[Chart and figure data]
[start]

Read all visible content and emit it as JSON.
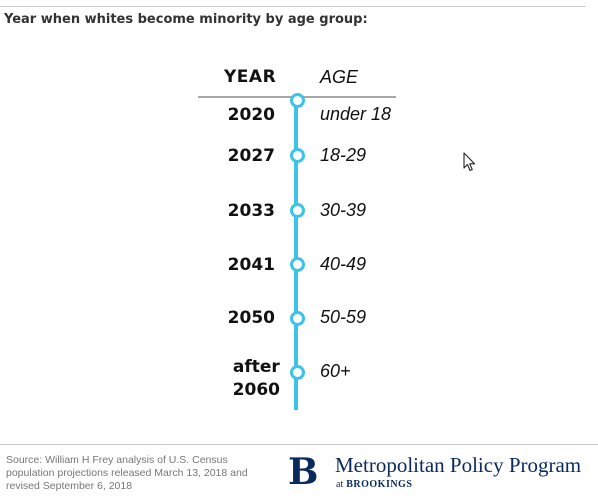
{
  "title": "Year when whites become minority by age group:",
  "headers": {
    "year": "YEAR",
    "age": "AGE"
  },
  "timeline": [
    {
      "year": "2020",
      "age": "under 18"
    },
    {
      "year": "2027",
      "age": "18-29"
    },
    {
      "year": "2033",
      "age": "30-39"
    },
    {
      "year": "2041",
      "age": "40-49"
    },
    {
      "year": "2050",
      "age": "50-59"
    },
    {
      "year": "after\n2060",
      "age": "60+"
    }
  ],
  "source": "Source: William H Frey analysis of U.S. Census population projections released March 13, 2018 and revised September 6, 2018",
  "logo": {
    "letter": "B",
    "name": "Metropolitan Policy Program",
    "at": "at",
    "org": "BROOKINGS"
  },
  "colors": {
    "timeline": "#3cc4e8",
    "brand": "#0a2a5e"
  },
  "icons": {
    "cursor": "mouse-pointer-icon"
  }
}
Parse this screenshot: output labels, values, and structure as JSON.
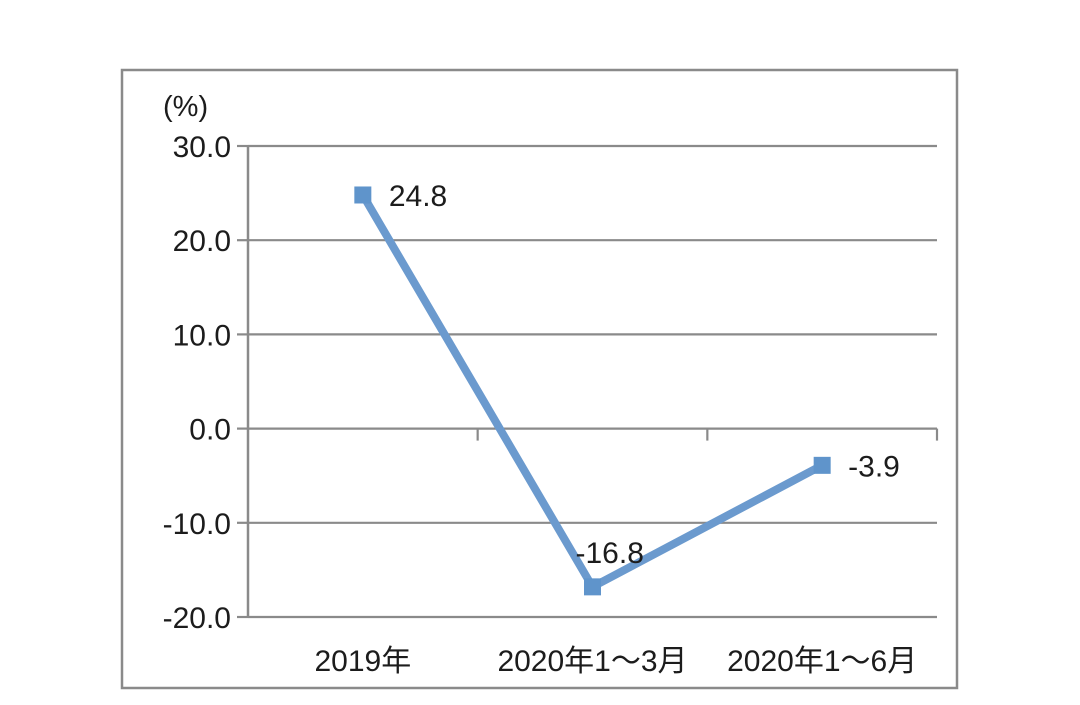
{
  "chart_data": {
    "type": "line",
    "title": "",
    "unit_label": "(%)",
    "categories": [
      "2019年",
      "2020年1～3月",
      "2020年1～6月"
    ],
    "series": [
      {
        "name": "",
        "values": [
          24.8,
          -16.8,
          -3.9
        ]
      }
    ],
    "data_labels": [
      "24.8",
      "-16.8",
      "-3.9"
    ],
    "data_label_positions": [
      "right",
      "above-right",
      "right"
    ],
    "ylim": [
      -20,
      30
    ],
    "ytick_values": [
      30,
      20,
      10,
      0,
      -10,
      -20
    ],
    "ytick_labels": [
      "30.0",
      "20.0",
      "10.0",
      "0.0",
      "-10.0",
      "-20.0"
    ],
    "grid": true,
    "legend_position": "none",
    "colors": {
      "line": "#6b9ace",
      "marker": "#5f94cb",
      "grid": "#8a8a8a",
      "border": "#8a8a8a",
      "text": "#1c1c1c"
    }
  }
}
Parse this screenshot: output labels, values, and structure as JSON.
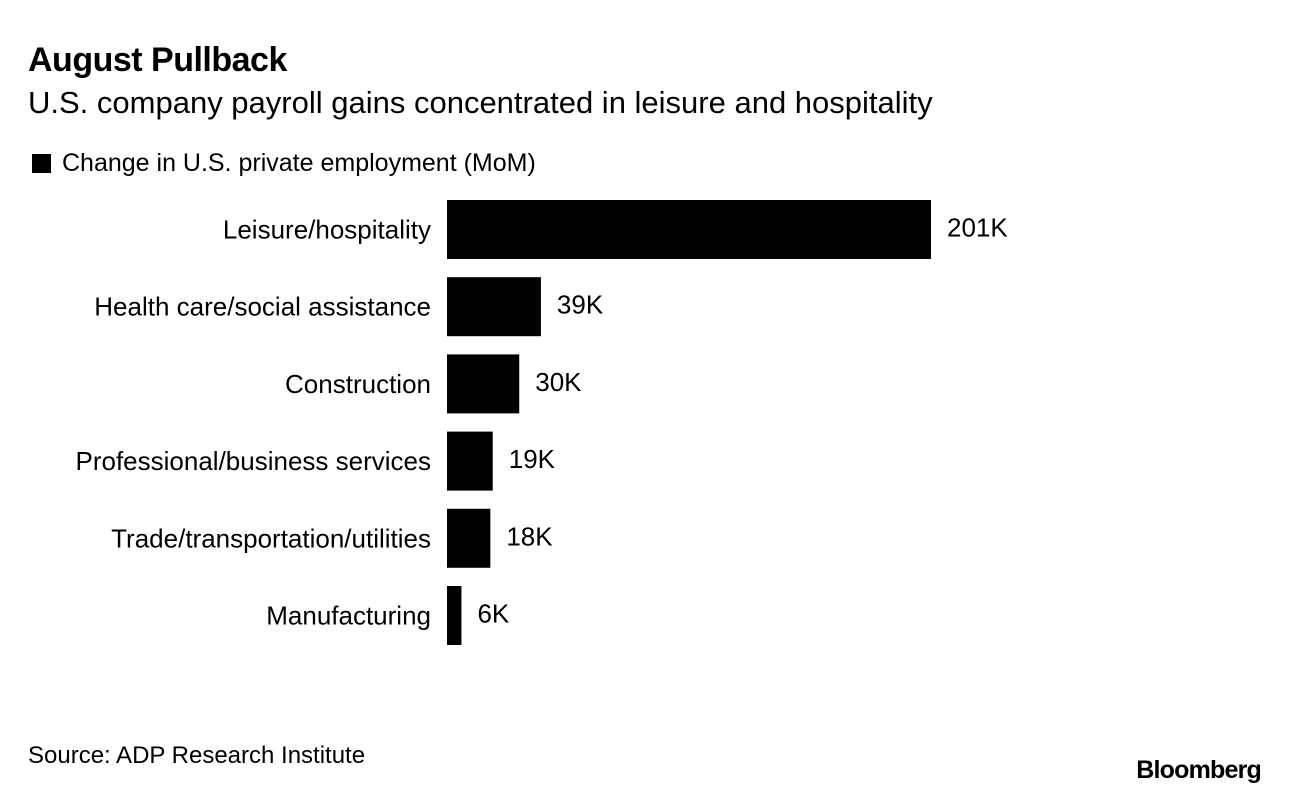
{
  "header": {
    "title": "August Pullback",
    "subtitle": "U.S. company payroll gains concentrated in leisure and hospitality"
  },
  "legend": {
    "label": "Change in U.S. private employment (MoM)",
    "color": "#000000"
  },
  "footer": {
    "source": "Source: ADP Research Institute",
    "brand": "Bloomberg"
  },
  "chart_data": {
    "type": "bar",
    "orientation": "horizontal",
    "title": "August Pullback",
    "subtitle": "U.S. company payroll gains concentrated in leisure and hospitality",
    "xlabel": "",
    "ylabel": "",
    "grid": false,
    "legend_position": "top-left",
    "categories": [
      "Leisure/hospitality",
      "Health care/social assistance",
      "Construction",
      "Professional/business services",
      "Trade/transportation/utilities",
      "Manufacturing"
    ],
    "series": [
      {
        "name": "Change in U.S. private employment (MoM)",
        "color": "#000000",
        "values": [
          201,
          39,
          30,
          19,
          18,
          6
        ],
        "labels": [
          "201K",
          "39K",
          "30K",
          "19K",
          "18K",
          "6K"
        ]
      }
    ],
    "units": "thousands",
    "xlim": [
      0,
      201
    ]
  }
}
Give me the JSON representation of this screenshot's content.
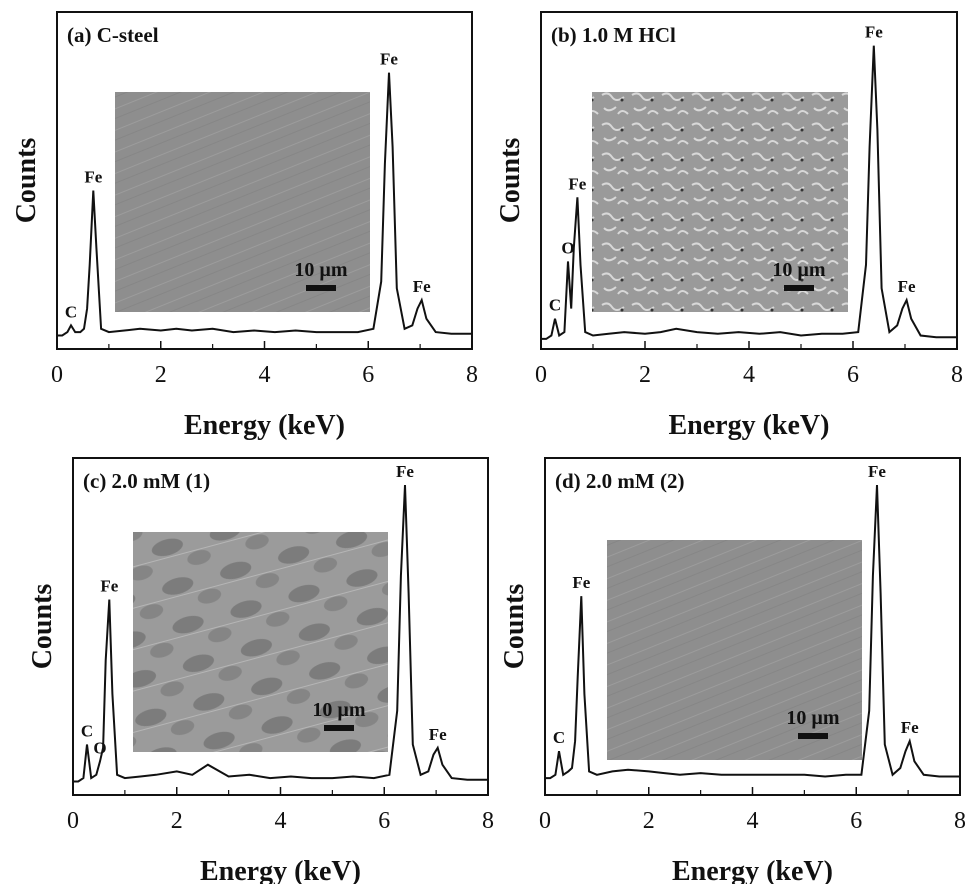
{
  "chart_data": [
    {
      "type": "line",
      "title": "(a) C-steel",
      "xlabel": "Energy (keV)",
      "ylabel": "Counts",
      "xlim": [
        0,
        8
      ],
      "xticks": [
        0,
        2,
        4,
        6,
        8
      ],
      "ylim": [
        0,
        100
      ],
      "x": [
        0,
        0.1,
        0.2,
        0.27,
        0.35,
        0.45,
        0.52,
        0.58,
        0.63,
        0.7,
        0.76,
        0.85,
        1.0,
        1.3,
        1.6,
        2.0,
        2.3,
        2.6,
        3.0,
        3.4,
        3.8,
        4.2,
        4.6,
        5.0,
        5.4,
        5.8,
        6.1,
        6.25,
        6.32,
        6.4,
        6.47,
        6.55,
        6.7,
        6.85,
        6.95,
        7.03,
        7.12,
        7.3,
        7.6,
        8.0
      ],
      "series": [
        {
          "color": "#111111",
          "values": [
            4,
            4,
            5,
            7,
            5,
            5,
            6,
            12,
            25,
            47,
            30,
            6,
            5,
            5.5,
            6,
            5.5,
            6,
            5.5,
            6,
            5,
            5.5,
            5,
            5.5,
            5,
            5,
            5,
            6,
            20,
            55,
            82,
            60,
            18,
            6,
            7,
            12,
            14.5,
            9,
            5,
            4.5,
            4.5
          ]
        }
      ],
      "peak_labels": [
        {
          "text": "C",
          "x": 0.27
        },
        {
          "text": "Fe",
          "x": 0.7
        },
        {
          "text": "Fe",
          "x": 6.4
        },
        {
          "text": "Fe",
          "x": 7.03
        }
      ],
      "inset": {
        "scale_label": "10 µm"
      }
    },
    {
      "type": "line",
      "title": "(b) 1.0 M HCl",
      "xlabel": "Energy (keV)",
      "ylabel": "Counts",
      "xlim": [
        0,
        8
      ],
      "xticks": [
        0,
        2,
        4,
        6,
        8
      ],
      "ylim": [
        0,
        100
      ],
      "x": [
        0,
        0.1,
        0.2,
        0.27,
        0.35,
        0.45,
        0.52,
        0.58,
        0.63,
        0.7,
        0.76,
        0.85,
        1.0,
        1.3,
        1.6,
        2.0,
        2.3,
        2.6,
        3.0,
        3.4,
        3.8,
        4.2,
        4.6,
        5.0,
        5.4,
        5.8,
        6.1,
        6.25,
        6.32,
        6.4,
        6.47,
        6.55,
        6.7,
        6.85,
        6.95,
        7.03,
        7.12,
        7.3,
        7.6,
        8.0
      ],
      "series": [
        {
          "color": "#111111",
          "values": [
            3,
            3,
            4,
            9,
            4,
            5,
            26,
            12,
            30,
            45,
            25,
            5,
            4,
            4.5,
            5,
            4.5,
            5,
            6,
            5,
            4.5,
            5,
            4.5,
            5,
            4,
            4.5,
            4.5,
            5,
            25,
            60,
            90,
            65,
            18,
            5,
            7,
            12,
            14.5,
            9,
            4,
            3.5,
            3.5
          ]
        }
      ],
      "peak_labels": [
        {
          "text": "C",
          "x": 0.27
        },
        {
          "text": "O",
          "x": 0.52
        },
        {
          "text": "Fe",
          "x": 0.7
        },
        {
          "text": "Fe",
          "x": 6.4
        },
        {
          "text": "Fe",
          "x": 7.03
        }
      ],
      "inset": {
        "scale_label": "10 µm"
      }
    },
    {
      "type": "line",
      "title": "(c) 2.0 mM (1)",
      "xlabel": "Energy (keV)",
      "ylabel": "Counts",
      "xlim": [
        0,
        8
      ],
      "xticks": [
        0,
        2,
        4,
        6,
        8
      ],
      "ylim": [
        0,
        100
      ],
      "x": [
        0,
        0.1,
        0.2,
        0.27,
        0.35,
        0.45,
        0.52,
        0.58,
        0.63,
        0.7,
        0.76,
        0.85,
        1.0,
        1.3,
        1.6,
        2.0,
        2.3,
        2.6,
        3.0,
        3.4,
        3.8,
        4.2,
        4.6,
        5.0,
        5.4,
        5.8,
        6.1,
        6.25,
        6.32,
        6.4,
        6.47,
        6.55,
        6.7,
        6.85,
        6.95,
        7.03,
        7.12,
        7.3,
        7.6,
        8.0
      ],
      "series": [
        {
          "color": "#111111",
          "values": [
            4,
            4,
            5,
            15,
            5,
            6,
            10,
            14,
            40,
            58,
            30,
            6,
            5,
            5.5,
            6,
            7,
            6,
            9,
            5.5,
            6,
            5,
            5.5,
            5,
            5,
            5.5,
            5,
            6,
            25,
            65,
            92,
            60,
            15,
            6,
            7,
            12,
            14,
            9,
            5,
            4.5,
            4.5
          ]
        }
      ],
      "peak_labels": [
        {
          "text": "C",
          "x": 0.27
        },
        {
          "text": "O",
          "x": 0.52
        },
        {
          "text": "Fe",
          "x": 0.7
        },
        {
          "text": "Fe",
          "x": 6.4
        },
        {
          "text": "Fe",
          "x": 7.03
        }
      ],
      "inset": {
        "scale_label": "10 µm"
      }
    },
    {
      "type": "line",
      "title": "(d) 2.0 mM (2)",
      "xlabel": "Energy (keV)",
      "ylabel": "Counts",
      "xlim": [
        0,
        8
      ],
      "xticks": [
        0,
        2,
        4,
        6,
        8
      ],
      "ylim": [
        0,
        100
      ],
      "x": [
        0,
        0.1,
        0.2,
        0.27,
        0.35,
        0.45,
        0.52,
        0.58,
        0.63,
        0.7,
        0.76,
        0.85,
        1.0,
        1.3,
        1.6,
        2.0,
        2.3,
        2.6,
        3.0,
        3.4,
        3.8,
        4.2,
        4.6,
        5.0,
        5.4,
        5.8,
        6.1,
        6.25,
        6.32,
        6.4,
        6.47,
        6.55,
        6.7,
        6.85,
        6.95,
        7.03,
        7.12,
        7.3,
        7.6,
        8.0
      ],
      "series": [
        {
          "color": "#111111",
          "values": [
            5,
            5,
            6,
            13,
            6,
            7,
            8,
            16,
            35,
            59,
            30,
            7,
            6,
            7,
            7.5,
            7,
            6.5,
            6,
            6.5,
            6,
            6,
            6,
            6,
            6,
            5.5,
            6,
            6,
            25,
            65,
            92,
            60,
            15,
            6,
            8,
            13,
            16,
            10,
            6,
            5.5,
            5.5
          ]
        }
      ],
      "peak_labels": [
        {
          "text": "C",
          "x": 0.27
        },
        {
          "text": "Fe",
          "x": 0.7
        },
        {
          "text": "Fe",
          "x": 6.4
        },
        {
          "text": "Fe",
          "x": 7.03
        }
      ],
      "inset": {
        "scale_label": "10 µm"
      }
    }
  ]
}
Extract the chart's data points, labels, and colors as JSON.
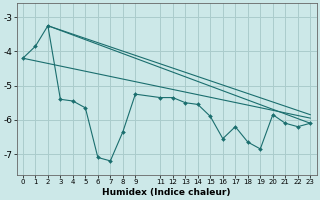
{
  "xlabel": "Humidex (Indice chaleur)",
  "background_color": "#cce8e8",
  "grid_color": "#aacccc",
  "line_color": "#1a6e6e",
  "xlim": [
    -0.5,
    23.5
  ],
  "ylim": [
    -7.6,
    -2.6
  ],
  "yticks": [
    -7,
    -6,
    -5,
    -4,
    -3
  ],
  "xtick_positions": [
    0,
    1,
    2,
    3,
    4,
    5,
    6,
    7,
    8,
    9,
    11,
    12,
    13,
    14,
    15,
    16,
    17,
    18,
    19,
    20,
    21,
    22,
    23
  ],
  "xtick_labels": [
    "0",
    "1",
    "2",
    "3",
    "4",
    "5",
    "6",
    "7",
    "8",
    "9",
    "11",
    "12",
    "13",
    "14",
    "15",
    "16",
    "17",
    "18",
    "19",
    "20",
    "21",
    "22",
    "23"
  ],
  "data_x": [
    0,
    1,
    2,
    3,
    4,
    5,
    6,
    7,
    8,
    9,
    11,
    12,
    13,
    14,
    15,
    16,
    17,
    18,
    19,
    20,
    21,
    22,
    23
  ],
  "data_y": [
    -4.2,
    -3.85,
    -3.25,
    -5.4,
    -5.45,
    -5.65,
    -7.1,
    -7.2,
    -6.35,
    -5.25,
    -5.35,
    -5.35,
    -5.5,
    -5.55,
    -5.9,
    -6.55,
    -6.2,
    -6.65,
    -6.85,
    -5.85,
    -6.1,
    -6.2,
    -6.1
  ],
  "line1_x": [
    2,
    23
  ],
  "line1_y": [
    -3.25,
    -6.1
  ],
  "line2_x": [
    0,
    23
  ],
  "line2_y": [
    -4.2,
    -5.95
  ],
  "line3_x": [
    2,
    23
  ],
  "line3_y": [
    -3.25,
    -5.85
  ]
}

[end]

:: Problem requirements ::
Scan the records above, count the lines with "source" in them, and give only the number.

:: Result ::
2